start
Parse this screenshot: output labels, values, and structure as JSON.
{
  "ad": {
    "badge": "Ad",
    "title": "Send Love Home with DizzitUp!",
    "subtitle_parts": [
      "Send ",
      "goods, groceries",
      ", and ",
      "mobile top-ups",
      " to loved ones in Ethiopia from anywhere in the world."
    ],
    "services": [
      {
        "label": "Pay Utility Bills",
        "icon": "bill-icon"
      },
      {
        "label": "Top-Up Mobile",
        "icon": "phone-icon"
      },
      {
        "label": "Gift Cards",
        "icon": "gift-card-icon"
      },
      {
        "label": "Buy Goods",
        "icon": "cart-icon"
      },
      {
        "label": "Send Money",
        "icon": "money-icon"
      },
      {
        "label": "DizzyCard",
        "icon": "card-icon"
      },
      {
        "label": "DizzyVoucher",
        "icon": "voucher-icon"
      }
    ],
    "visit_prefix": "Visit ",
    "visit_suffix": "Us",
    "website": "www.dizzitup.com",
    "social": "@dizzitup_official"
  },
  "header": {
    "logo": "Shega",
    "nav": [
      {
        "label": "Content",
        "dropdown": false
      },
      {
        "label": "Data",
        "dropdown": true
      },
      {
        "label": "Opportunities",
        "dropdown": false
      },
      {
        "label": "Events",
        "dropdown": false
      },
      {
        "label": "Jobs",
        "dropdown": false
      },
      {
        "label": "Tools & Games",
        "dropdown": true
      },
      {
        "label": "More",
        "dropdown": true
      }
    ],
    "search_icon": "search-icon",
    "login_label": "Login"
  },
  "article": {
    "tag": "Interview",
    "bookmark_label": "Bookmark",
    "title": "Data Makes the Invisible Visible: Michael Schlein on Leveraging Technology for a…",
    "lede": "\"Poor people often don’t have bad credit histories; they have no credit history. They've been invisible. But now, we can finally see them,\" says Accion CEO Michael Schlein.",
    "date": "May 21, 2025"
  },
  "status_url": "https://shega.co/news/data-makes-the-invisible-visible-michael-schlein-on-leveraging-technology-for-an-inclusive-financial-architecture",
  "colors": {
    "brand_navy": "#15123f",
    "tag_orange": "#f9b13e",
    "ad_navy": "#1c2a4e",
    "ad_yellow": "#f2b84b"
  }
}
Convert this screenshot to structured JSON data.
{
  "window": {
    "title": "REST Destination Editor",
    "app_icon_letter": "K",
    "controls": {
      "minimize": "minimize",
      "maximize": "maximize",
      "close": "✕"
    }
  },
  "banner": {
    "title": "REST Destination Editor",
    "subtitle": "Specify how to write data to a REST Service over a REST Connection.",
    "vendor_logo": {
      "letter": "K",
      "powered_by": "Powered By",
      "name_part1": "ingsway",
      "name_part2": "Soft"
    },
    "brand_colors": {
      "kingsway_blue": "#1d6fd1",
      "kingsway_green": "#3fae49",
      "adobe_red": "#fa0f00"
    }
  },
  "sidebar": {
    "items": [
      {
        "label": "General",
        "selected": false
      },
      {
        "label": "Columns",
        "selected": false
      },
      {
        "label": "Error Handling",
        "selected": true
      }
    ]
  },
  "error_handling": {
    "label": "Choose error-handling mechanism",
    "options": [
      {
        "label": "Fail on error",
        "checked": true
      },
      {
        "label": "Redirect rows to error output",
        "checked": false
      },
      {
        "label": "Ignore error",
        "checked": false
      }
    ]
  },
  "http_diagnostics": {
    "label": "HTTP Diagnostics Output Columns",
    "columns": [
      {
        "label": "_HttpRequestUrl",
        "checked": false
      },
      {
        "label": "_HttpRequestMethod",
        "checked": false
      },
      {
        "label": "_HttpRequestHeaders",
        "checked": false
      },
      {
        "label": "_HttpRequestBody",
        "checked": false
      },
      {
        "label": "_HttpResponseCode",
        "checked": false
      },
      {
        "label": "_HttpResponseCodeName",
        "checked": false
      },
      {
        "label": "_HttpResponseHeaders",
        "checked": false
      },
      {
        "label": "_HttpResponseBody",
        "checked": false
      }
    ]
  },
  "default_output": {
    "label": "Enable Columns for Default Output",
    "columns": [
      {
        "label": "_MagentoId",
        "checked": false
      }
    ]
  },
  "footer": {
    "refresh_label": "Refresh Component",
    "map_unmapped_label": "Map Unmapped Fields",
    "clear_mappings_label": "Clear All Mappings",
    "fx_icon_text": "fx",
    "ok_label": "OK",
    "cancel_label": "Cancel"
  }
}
end
*SET TASK*
Copy the material above back out, exactly as written.

*WORKED ANSWER*
Parse this screenshot: output labels, values, and structure as JSON.
{
  "ad": {
    "badge": "Ad",
    "title": "Send Love Home with DizzitUp!",
    "subtitle_parts": [
      "Send ",
      "goods, groceries",
      ", and ",
      "mobile top-ups",
      " to loved ones in Ethiopia from anywhere in the world."
    ],
    "services": [
      {
        "label": "Pay Utility Bills",
        "icon": "bill-icon"
      },
      {
        "label": "Top-Up Mobile",
        "icon": "phone-icon"
      },
      {
        "label": "Gift Cards",
        "icon": "gift-card-icon"
      },
      {
        "label": "Buy Goods",
        "icon": "cart-icon"
      },
      {
        "label": "Send Money",
        "icon": "money-icon"
      },
      {
        "label": "DizzyCard",
        "icon": "card-icon"
      },
      {
        "label": "DizzyVoucher",
        "icon": "voucher-icon"
      }
    ],
    "visit_prefix": "Visit ",
    "visit_suffix": "Us",
    "website": "www.dizzitup.com",
    "social": "@dizzitup_official"
  },
  "header": {
    "logo": "Shega",
    "nav": [
      {
        "label": "Content",
        "dropdown": false
      },
      {
        "label": "Data",
        "dropdown": true
      },
      {
        "label": "Opportunities",
        "dropdown": false
      },
      {
        "label": "Events",
        "dropdown": false
      },
      {
        "label": "Jobs",
        "dropdown": false
      },
      {
        "label": "Tools & Games",
        "dropdown": true
      },
      {
        "label": "More",
        "dropdown": true
      }
    ],
    "search_icon": "search-icon",
    "login_label": "Login"
  },
  "article": {
    "tag": "Interview",
    "bookmark_label": "Bookmark",
    "title": "Data Makes the Invisible Visible: Michael Schlein on Leveraging Technology for a…",
    "lede": "\"Poor people often don’t have bad credit histories; they have no credit history. They've been invisible. But now, we can finally see them,\" says Accion CEO Michael Schlein.",
    "date": "May 21, 2025"
  },
  "status_url": "https://shega.co/news/data-makes-the-invisible-visible-michael-schlein-on-leveraging-technology-for-an-inclusive-financial-architecture",
  "colors": {
    "brand_navy": "#15123f",
    "tag_orange": "#f9b13e",
    "ad_navy": "#1c2a4e",
    "ad_yellow": "#f2b84b"
  }
}
Convert this screenshot to structured JSON data.
{
  "window": {
    "title": "REST Destination Editor",
    "app_icon_letter": "K",
    "controls": {
      "minimize": "minimize",
      "maximize": "maximize",
      "close": "✕"
    }
  },
  "banner": {
    "title": "REST Destination Editor",
    "subtitle": "Specify how to write data to a REST Service over a REST Connection.",
    "vendor_logo": {
      "letter": "K",
      "powered_by": "Powered By",
      "name_part1": "ingsway",
      "name_part2": "Soft"
    },
    "brand_colors": {
      "kingsway_blue": "#1d6fd1",
      "kingsway_green": "#3fae49",
      "adobe_red": "#fa0f00"
    }
  },
  "sidebar": {
    "items": [
      {
        "label": "General",
        "selected": false
      },
      {
        "label": "Columns",
        "selected": false
      },
      {
        "label": "Error Handling",
        "selected": true
      }
    ]
  },
  "error_handling": {
    "label": "Choose error-handling mechanism",
    "options": [
      {
        "label": "Fail on error",
        "checked": true
      },
      {
        "label": "Redirect rows to error output",
        "checked": false
      },
      {
        "label": "Ignore error",
        "checked": false
      }
    ]
  },
  "http_diagnostics": {
    "label": "HTTP Diagnostics Output Columns",
    "columns": [
      {
        "label": "_HttpRequestUrl",
        "checked": false
      },
      {
        "label": "_HttpRequestMethod",
        "checked": false
      },
      {
        "label": "_HttpRequestHeaders",
        "checked": false
      },
      {
        "label": "_HttpRequestBody",
        "checked": false
      },
      {
        "label": "_HttpResponseCode",
        "checked": false
      },
      {
        "label": "_HttpResponseCodeName",
        "checked": false
      },
      {
        "label": "_HttpResponseHeaders",
        "checked": false
      },
      {
        "label": "_HttpResponseBody",
        "checked": false
      }
    ]
  },
  "default_output": {
    "label": "Enable Columns for Default Output",
    "columns": [
      {
        "label": "_MagentoId",
        "checked": false
      }
    ]
  },
  "footer": {
    "refresh_label": "Refresh Component",
    "map_unmapped_label": "Map Unmapped Fields",
    "clear_mappings_label": "Clear All Mappings",
    "fx_icon_text": "fx",
    "ok_label": "OK",
    "cancel_label": "Cancel"
  }
}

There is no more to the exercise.